Dataset rows

┌──

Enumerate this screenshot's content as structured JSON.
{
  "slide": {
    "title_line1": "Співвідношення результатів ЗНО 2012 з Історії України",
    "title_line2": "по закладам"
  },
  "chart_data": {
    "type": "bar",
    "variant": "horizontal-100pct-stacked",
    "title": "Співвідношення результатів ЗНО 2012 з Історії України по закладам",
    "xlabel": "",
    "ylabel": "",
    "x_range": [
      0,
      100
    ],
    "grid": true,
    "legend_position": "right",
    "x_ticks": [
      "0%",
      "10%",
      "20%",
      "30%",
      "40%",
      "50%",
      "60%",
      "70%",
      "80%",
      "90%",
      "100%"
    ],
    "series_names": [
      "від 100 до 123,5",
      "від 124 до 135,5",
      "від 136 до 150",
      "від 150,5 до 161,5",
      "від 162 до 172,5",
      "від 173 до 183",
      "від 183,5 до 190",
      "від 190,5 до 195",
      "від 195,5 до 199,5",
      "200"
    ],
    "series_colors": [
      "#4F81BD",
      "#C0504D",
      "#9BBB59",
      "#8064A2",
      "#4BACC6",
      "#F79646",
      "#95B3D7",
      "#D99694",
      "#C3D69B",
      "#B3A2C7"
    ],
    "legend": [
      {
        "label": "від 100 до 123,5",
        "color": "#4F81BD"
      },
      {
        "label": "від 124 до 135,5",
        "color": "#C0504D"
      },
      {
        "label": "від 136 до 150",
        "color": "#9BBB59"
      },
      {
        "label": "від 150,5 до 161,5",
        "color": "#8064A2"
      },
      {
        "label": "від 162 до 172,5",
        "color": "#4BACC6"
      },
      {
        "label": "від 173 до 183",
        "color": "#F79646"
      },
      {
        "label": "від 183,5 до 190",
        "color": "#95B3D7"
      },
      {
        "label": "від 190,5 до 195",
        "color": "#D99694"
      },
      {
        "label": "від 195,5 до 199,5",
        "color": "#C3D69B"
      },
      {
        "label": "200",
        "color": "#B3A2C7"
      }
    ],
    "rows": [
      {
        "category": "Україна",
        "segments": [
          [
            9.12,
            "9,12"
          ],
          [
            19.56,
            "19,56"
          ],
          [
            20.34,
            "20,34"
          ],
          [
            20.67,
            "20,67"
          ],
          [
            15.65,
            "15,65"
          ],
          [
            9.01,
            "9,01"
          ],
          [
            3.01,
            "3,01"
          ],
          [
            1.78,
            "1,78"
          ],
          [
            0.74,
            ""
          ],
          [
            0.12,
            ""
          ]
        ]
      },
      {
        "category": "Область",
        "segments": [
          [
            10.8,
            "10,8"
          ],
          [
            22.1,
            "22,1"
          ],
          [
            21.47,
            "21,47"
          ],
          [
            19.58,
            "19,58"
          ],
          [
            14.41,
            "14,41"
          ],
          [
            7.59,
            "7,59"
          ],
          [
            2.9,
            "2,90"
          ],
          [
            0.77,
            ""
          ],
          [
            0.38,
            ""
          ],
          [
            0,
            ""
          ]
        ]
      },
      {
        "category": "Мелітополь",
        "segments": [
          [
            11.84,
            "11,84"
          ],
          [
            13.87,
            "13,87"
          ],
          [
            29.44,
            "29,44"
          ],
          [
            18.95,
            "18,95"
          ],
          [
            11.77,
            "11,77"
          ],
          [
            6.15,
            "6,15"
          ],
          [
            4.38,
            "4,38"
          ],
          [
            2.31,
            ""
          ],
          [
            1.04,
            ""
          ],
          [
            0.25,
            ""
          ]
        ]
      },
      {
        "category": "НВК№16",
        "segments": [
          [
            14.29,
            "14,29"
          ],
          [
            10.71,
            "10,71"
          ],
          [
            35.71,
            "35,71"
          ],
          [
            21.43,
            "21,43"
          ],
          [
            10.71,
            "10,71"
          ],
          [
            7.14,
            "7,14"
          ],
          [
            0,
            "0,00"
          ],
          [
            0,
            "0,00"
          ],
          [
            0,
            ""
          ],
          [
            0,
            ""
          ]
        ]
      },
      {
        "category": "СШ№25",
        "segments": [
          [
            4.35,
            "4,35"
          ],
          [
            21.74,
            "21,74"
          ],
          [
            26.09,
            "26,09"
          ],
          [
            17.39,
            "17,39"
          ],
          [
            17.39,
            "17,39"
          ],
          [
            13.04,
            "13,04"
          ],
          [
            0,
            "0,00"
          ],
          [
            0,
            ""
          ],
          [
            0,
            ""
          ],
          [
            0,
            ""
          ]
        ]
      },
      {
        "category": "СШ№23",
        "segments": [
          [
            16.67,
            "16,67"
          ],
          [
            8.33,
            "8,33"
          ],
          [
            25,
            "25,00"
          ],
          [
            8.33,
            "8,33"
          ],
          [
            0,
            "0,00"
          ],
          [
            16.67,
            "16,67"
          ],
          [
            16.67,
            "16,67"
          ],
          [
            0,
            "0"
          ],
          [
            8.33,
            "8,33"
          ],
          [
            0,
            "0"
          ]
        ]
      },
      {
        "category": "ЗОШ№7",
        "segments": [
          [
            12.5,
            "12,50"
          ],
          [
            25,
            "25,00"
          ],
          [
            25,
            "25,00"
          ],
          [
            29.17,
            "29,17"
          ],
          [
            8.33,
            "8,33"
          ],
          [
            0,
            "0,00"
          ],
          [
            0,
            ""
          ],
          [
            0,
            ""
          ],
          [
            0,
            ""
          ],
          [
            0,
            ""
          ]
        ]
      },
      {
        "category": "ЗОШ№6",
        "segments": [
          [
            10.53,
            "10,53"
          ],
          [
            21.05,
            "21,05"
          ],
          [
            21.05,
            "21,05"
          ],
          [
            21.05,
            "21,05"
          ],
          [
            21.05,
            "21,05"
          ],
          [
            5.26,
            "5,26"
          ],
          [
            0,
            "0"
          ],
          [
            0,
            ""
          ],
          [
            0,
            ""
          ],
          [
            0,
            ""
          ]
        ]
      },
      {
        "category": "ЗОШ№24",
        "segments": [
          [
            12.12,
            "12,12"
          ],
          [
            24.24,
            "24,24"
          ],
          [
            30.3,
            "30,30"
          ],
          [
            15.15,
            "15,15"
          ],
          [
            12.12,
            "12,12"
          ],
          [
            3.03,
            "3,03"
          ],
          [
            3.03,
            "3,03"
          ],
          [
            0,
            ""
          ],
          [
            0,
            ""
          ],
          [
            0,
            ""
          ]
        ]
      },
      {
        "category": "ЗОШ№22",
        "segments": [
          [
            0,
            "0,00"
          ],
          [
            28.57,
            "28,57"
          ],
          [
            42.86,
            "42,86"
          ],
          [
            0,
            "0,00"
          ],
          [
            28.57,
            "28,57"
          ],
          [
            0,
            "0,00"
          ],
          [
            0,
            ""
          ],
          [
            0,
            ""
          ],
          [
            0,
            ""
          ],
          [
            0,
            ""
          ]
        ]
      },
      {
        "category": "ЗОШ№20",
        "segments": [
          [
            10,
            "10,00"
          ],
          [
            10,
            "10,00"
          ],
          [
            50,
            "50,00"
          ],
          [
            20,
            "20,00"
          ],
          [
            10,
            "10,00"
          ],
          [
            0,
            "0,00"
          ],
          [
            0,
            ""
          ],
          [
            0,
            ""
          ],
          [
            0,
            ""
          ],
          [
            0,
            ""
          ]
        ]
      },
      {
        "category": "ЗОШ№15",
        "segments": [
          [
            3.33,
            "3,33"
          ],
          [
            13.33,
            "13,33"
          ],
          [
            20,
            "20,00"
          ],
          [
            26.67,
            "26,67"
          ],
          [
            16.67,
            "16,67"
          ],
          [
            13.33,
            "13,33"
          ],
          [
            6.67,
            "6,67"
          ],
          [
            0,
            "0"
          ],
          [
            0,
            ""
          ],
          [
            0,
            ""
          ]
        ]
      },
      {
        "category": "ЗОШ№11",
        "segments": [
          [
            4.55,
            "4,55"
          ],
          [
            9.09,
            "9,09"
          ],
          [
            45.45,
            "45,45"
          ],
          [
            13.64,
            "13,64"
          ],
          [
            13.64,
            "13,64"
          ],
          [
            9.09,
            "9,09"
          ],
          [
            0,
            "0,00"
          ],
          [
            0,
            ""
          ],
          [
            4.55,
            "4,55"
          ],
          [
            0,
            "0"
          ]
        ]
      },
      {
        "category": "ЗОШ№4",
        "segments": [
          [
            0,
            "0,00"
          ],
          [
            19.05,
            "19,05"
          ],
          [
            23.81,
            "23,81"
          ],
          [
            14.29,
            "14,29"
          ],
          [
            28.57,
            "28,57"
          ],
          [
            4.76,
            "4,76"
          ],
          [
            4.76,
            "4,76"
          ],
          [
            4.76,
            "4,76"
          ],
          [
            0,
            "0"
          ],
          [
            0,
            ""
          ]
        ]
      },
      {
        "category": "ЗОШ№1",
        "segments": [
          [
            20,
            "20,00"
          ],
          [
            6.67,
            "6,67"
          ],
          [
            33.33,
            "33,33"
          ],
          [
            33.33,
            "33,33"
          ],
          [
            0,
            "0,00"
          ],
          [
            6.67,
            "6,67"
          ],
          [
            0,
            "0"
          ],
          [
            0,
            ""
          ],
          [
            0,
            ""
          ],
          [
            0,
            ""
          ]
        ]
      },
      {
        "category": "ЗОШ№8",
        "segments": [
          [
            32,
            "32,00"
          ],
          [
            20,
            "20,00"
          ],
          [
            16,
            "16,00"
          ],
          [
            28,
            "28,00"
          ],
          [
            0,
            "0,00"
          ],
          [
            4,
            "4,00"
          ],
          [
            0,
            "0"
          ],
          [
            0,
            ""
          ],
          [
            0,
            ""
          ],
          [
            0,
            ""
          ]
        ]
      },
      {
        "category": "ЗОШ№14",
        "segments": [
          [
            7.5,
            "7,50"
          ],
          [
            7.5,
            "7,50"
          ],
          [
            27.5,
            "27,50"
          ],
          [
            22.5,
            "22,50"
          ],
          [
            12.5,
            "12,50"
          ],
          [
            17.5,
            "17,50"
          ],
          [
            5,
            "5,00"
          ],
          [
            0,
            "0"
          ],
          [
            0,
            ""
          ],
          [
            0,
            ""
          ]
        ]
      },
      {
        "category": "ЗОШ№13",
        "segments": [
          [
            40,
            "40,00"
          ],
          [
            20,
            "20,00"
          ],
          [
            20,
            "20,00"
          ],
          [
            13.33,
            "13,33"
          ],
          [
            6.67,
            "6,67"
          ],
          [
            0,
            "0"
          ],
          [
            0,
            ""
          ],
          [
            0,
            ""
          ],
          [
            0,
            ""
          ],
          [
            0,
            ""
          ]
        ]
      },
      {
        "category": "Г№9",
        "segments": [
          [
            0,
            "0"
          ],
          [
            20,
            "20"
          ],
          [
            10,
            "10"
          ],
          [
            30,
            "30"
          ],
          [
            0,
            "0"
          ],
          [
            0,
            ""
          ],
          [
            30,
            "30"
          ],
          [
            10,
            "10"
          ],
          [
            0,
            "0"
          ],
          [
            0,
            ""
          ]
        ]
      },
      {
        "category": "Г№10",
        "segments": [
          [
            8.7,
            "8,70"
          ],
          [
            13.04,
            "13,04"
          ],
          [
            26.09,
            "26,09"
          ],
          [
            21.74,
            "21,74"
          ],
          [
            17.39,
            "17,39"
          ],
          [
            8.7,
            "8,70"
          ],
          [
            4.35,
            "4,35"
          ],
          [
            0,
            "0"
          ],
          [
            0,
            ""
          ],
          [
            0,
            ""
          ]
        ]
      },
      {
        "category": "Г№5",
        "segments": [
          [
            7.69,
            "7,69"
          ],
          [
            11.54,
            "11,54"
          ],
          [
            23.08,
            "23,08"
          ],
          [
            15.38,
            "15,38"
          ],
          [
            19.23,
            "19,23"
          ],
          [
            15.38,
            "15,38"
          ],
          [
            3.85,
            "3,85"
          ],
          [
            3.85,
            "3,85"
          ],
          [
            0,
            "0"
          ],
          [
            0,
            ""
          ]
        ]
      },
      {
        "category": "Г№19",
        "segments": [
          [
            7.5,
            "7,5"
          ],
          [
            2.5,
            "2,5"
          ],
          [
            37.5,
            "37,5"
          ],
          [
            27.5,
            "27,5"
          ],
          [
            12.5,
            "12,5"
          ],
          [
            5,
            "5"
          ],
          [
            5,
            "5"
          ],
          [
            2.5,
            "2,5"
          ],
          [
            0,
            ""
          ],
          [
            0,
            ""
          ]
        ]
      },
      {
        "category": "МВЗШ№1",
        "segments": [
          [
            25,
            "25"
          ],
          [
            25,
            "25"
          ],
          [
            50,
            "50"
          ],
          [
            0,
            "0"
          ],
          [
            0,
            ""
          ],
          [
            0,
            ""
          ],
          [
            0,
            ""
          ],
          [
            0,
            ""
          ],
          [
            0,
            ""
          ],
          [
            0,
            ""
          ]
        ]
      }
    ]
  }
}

└──

Task details.
Read through the data and copy every line where "Співвідношення" shows up.

Task output.
    "title_line1": "Співвідношення результатів ЗНО 2012 з Історії України",
    "title": "Співвідношення результатів ЗНО 2012 з Історії України по закладам",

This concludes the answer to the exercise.